◆ Written instruction:
Report how many lines below contain the word "opportunities". Give only the number.

Data entries:
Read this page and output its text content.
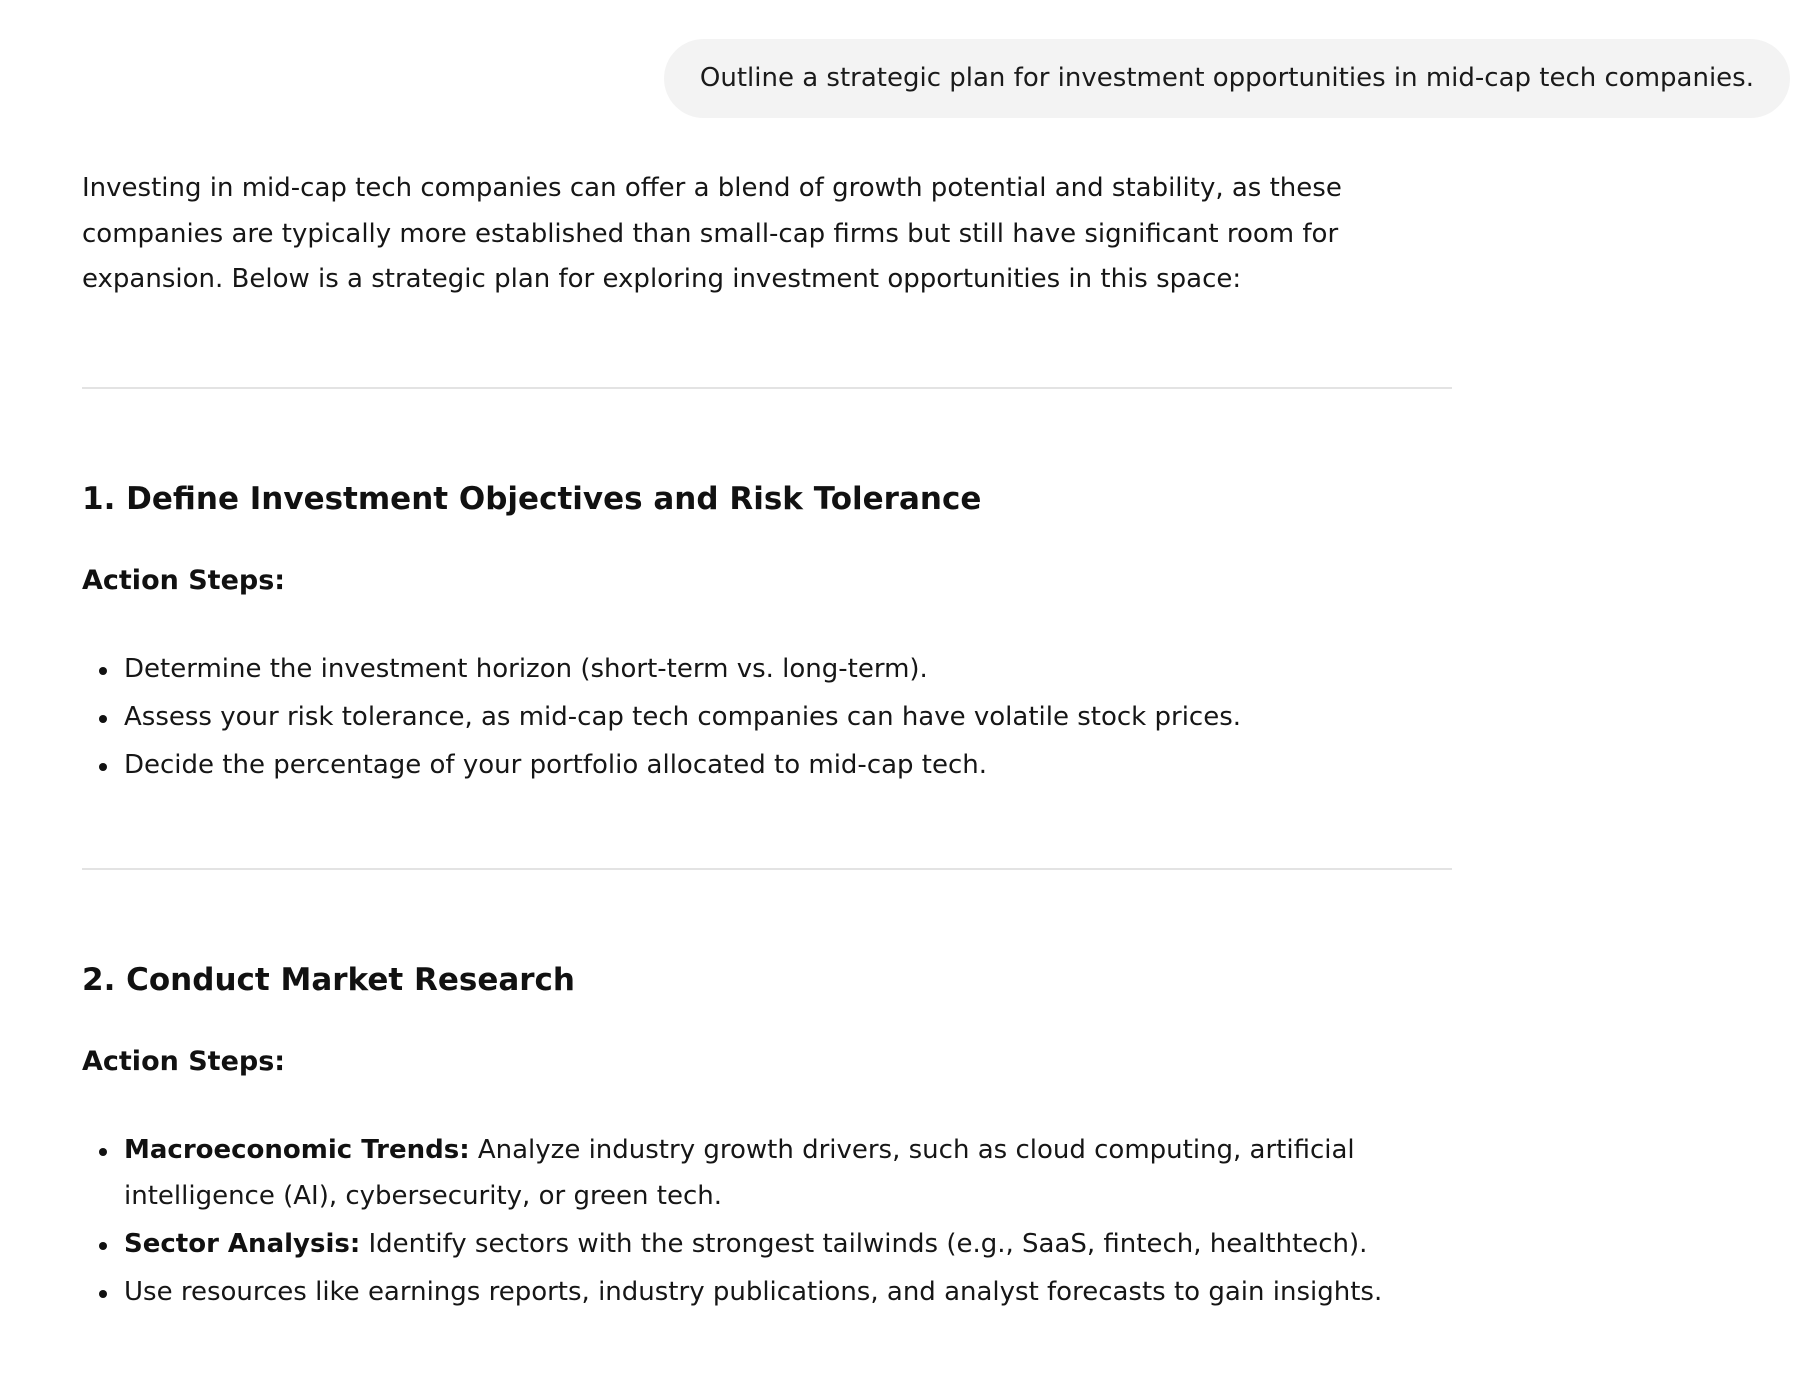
Outline a strategic plan for investment opportunities in mid-cap tech companies.

Investing in mid-cap tech companies can offer a blend of growth potential and stability, as these companies are typically more established than small-cap firms but still have significant room for expansion. Below is a strategic plan for exploring investment opportunities in this space:

1. Define Investment Objectives and Risk Tolerance
Action Steps:
Determine the investment horizon (short-term vs. long-term).
Assess your risk tolerance, as mid-cap tech companies can have volatile stock prices.
Decide the percentage of your portfolio allocated to mid-cap tech.
2. Conduct Market Research
Action Steps:
Macroeconomic Trends: Analyze industry growth drivers, such as cloud computing, artificial intelligence (AI), cybersecurity, or green tech.
Sector Analysis: Identify sectors with the strongest tailwinds (e.g., SaaS, fintech, healthtech).
Use resources like earnings reports, industry publications, and analyst forecasts to gain insights.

◆ Problem solution:
2